_Aim_
Repeat all of the material exactly as given.

_Records for the task_
....................

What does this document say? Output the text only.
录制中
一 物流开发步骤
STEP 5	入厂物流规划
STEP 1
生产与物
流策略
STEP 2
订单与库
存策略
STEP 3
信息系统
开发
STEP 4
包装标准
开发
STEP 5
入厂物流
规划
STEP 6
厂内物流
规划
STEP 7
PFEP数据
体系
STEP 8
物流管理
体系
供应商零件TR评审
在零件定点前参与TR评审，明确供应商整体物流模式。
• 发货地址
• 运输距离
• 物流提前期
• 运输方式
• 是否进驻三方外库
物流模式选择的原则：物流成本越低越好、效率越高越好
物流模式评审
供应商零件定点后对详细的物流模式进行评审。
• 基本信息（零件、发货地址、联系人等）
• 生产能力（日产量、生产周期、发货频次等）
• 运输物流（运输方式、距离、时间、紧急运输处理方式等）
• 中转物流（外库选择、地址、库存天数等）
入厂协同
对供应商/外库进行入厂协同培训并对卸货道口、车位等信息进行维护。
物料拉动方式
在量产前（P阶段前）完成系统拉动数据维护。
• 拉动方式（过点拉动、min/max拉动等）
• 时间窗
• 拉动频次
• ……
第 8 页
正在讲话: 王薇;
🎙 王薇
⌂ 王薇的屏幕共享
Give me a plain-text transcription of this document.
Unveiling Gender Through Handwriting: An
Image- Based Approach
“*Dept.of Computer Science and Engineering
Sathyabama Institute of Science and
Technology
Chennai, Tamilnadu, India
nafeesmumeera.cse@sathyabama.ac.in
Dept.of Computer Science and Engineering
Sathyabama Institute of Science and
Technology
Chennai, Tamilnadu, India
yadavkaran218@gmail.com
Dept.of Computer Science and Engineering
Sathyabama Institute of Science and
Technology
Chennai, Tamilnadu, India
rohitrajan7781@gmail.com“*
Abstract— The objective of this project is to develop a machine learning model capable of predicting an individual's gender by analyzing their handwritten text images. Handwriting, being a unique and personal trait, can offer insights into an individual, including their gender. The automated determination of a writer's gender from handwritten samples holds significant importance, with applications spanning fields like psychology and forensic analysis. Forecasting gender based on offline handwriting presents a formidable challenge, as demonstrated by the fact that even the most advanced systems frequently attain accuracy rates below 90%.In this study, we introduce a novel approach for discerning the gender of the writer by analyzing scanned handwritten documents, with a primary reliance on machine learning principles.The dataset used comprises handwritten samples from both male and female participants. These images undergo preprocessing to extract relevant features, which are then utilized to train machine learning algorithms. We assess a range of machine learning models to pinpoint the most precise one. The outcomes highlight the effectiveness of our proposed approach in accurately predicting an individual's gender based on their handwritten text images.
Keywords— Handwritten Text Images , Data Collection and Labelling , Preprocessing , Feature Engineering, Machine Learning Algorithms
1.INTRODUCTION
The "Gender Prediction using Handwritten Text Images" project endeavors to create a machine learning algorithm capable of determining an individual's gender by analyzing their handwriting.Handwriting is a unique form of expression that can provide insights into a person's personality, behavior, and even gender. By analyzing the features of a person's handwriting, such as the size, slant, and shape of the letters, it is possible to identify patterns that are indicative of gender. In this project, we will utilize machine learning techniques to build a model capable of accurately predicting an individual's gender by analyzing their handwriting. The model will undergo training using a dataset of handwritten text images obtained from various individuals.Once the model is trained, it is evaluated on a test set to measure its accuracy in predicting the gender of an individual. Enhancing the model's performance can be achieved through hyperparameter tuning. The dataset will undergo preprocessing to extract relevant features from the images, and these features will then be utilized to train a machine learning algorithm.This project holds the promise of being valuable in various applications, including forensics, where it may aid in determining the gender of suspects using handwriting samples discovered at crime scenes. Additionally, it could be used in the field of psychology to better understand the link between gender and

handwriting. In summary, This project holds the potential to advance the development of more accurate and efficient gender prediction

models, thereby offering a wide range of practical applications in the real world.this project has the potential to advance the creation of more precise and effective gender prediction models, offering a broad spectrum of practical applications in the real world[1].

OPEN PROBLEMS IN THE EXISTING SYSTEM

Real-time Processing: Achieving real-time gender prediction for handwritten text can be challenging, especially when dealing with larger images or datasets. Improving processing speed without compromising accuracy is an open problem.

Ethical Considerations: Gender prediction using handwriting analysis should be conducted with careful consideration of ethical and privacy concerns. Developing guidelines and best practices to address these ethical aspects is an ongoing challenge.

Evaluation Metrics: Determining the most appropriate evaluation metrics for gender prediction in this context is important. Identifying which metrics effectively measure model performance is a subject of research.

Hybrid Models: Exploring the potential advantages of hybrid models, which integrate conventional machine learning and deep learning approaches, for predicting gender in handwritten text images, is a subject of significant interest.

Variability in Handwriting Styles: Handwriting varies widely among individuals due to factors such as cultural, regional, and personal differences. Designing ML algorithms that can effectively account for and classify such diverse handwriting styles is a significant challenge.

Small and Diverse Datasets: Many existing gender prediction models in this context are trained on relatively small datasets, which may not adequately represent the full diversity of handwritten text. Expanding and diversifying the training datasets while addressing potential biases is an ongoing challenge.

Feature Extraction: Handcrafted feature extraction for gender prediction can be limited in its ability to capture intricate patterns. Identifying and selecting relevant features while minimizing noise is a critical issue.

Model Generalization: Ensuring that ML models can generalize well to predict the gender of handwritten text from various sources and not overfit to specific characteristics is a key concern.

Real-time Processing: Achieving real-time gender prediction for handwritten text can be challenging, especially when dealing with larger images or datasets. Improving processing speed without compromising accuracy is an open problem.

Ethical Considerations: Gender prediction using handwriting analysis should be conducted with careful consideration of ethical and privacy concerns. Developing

....................

_Result of the exercise_
What does this document say? Output the text only.
录制中
一 物流开发步骤
STEP 5	入厂物流规划
STEP 1
生产与物
流策略
STEP 2
订单与库
存策略
STEP 3
信息系统
开发
STEP 4
包装标准
开发
STEP 5
入厂物流
规划
STEP 6
厂内物流
规划
STEP 7
PFEP数据
体系
STEP 8
物流管理
体系
供应商零件TR评审
在零件定点前参与TR评审，明确供应商整体物流模式。
• 发货地址
• 运输距离
• 物流提前期
• 运输方式
• 是否进驻三方外库
物流模式选择的原则：物流成本越低越好、效率越高越好
物流模式评审
供应商零件定点后对详细的物流模式进行评审。
• 基本信息（零件、发货地址、联系人等）
• 生产能力（日产量、生产周期、发货频次等）
• 运输物流（运输方式、距离、时间、紧急运输处理方式等）
• 中转物流（外库选择、地址、库存天数等）
入厂协同
对供应商/外库进行入厂协同培训并对卸货道口、车位等信息进行维护。
物料拉动方式
在量产前（P阶段前）完成系统拉动数据维护。
• 拉动方式（过点拉动、min/max拉动等）
• 时间窗
• 拉动频次
• ……
第 8 页
正在讲话: 王薇;
🎙 王薇
⌂ 王薇的屏幕共享
Give me a plain-text transcription of this document.
Unveiling Gender Through Handwriting: An
Image- Based Approach
“*Dept.of Computer Science and Engineering
Sathyabama Institute of Science and
Technology
Chennai, Tamilnadu, India
nafeesmumeera.cse@sathyabama.ac.in
Dept.of Computer Science and Engineering
Sathyabama Institute of Science and
Technology
Chennai, Tamilnadu, India
yadavkaran218@gmail.com
Dept.of Computer Science and Engineering
Sathyabama Institute of Science and
Technology
Chennai, Tamilnadu, India
rohitrajan7781@gmail.com“*
Abstract— The objective of this project is to develop a machine learning model capable of predicting an individual's gender by analyzing their handwritten text images. Handwriting, being a unique and personal trait, can offer insights into an individual, including their gender. The automated determination of a writer's gender from handwritten samples holds significant importance, with applications spanning fields like psychology and forensic analysis. Forecasting gender based on offline handwriting presents a formidable challenge, as demonstrated by the fact that even the most advanced systems frequently attain accuracy rates below 90%.In this study, we introduce a novel approach for discerning the gender of the writer by analyzing scanned handwritten documents, with a primary reliance on machine learning principles.The dataset used comprises handwritten samples from both male and female participants. These images undergo preprocessing to extract relevant features, which are then utilized to train machine learning algorithms. We assess a range of machine learning models to pinpoint the most precise one. The outcomes highlight the effectiveness of our proposed approach in accurately predicting an individual's gender based on their handwritten text images.
Keywords— Handwritten Text Images , Data Collection and Labelling , Preprocessing , Feature Engineering, Machine Learning Algorithms
1.INTRODUCTION
The "Gender Prediction using Handwritten Text Images" project endeavors to create a machine learning algorithm capable of determining an individual's gender by analyzing their handwriting.Handwriting is a unique form of expression that can provide insights into a person's personality, behavior, and even gender. By analyzing the features of a person's handwriting, such as the size, slant, and shape of the letters, it is possible to identify patterns that are indicative of gender. In this project, we will utilize machine learning techniques to build a model capable of accurately predicting an individual's gender by analyzing their handwriting. The model will undergo training using a dataset of handwritten text images obtained from various individuals.Once the model is trained, it is evaluated on a test set to measure its accuracy in predicting the gender of an individual. Enhancing the model's performance can be achieved through hyperparameter tuning. The dataset will undergo preprocessing to extract relevant features from the images, and these features will then be utilized to train a machine learning algorithm.This project holds the promise of being valuable in various applications, including forensics, where it may aid in determining the gender of suspects using handwriting samples discovered at crime scenes. Additionally, it could be used in the field of psychology to better understand the link between gender and

handwriting. In summary, This project holds the potential to advance the development of more accurate and efficient gender prediction

models, thereby offering a wide range of practical applications in the real world.this project has the potential to advance the creation of more precise and effective gender prediction models, offering a broad spectrum of practical applications in the real world[1].

OPEN PROBLEMS IN THE EXISTING SYSTEM

Real-time Processing: Achieving real-time gender prediction for handwritten text can be challenging, especially when dealing with larger images or datasets. Improving processing speed without compromising accuracy is an open problem.

Ethical Considerations: Gender prediction using handwriting analysis should be conducted with careful consideration of ethical and privacy concerns. Developing guidelines and best practices to address these ethical aspects is an ongoing challenge.

Evaluation Metrics: Determining the most appropriate evaluation metrics for gender prediction in this context is important. Identifying which metrics effectively measure model performance is a subject of research.

Hybrid Models: Exploring the potential advantages of hybrid models, which integrate conventional machine learning and deep learning approaches, for predicting gender in handwritten text images, is a subject of significant interest.

Variability in Handwriting Styles: Handwriting varies widely among individuals due to factors such as cultural, regional, and personal differences. Designing ML algorithms that can effectively account for and classify such diverse handwriting styles is a significant challenge.

Small and Diverse Datasets: Many existing gender prediction models in this context are trained on relatively small datasets, which may not adequately represent the full diversity of handwritten text. Expanding and diversifying the training datasets while addressing potential biases is an ongoing challenge.

Feature Extraction: Handcrafted feature extraction for gender prediction can be limited in its ability to capture intricate patterns. Identifying and selecting relevant features while minimizing noise is a critical issue.

Model Generalization: Ensuring that ML models can generalize well to predict the gender of handwritten text from various sources and not overfit to specific characteristics is a key concern.

Real-time Processing: Achieving real-time gender prediction for handwritten text can be challenging, especially when dealing with larger images or datasets. Improving processing speed without compromising accuracy is an open problem.

Ethical Considerations: Gender prediction using handwriting analysis should be conducted with careful consideration of ethical and privacy concerns. Developing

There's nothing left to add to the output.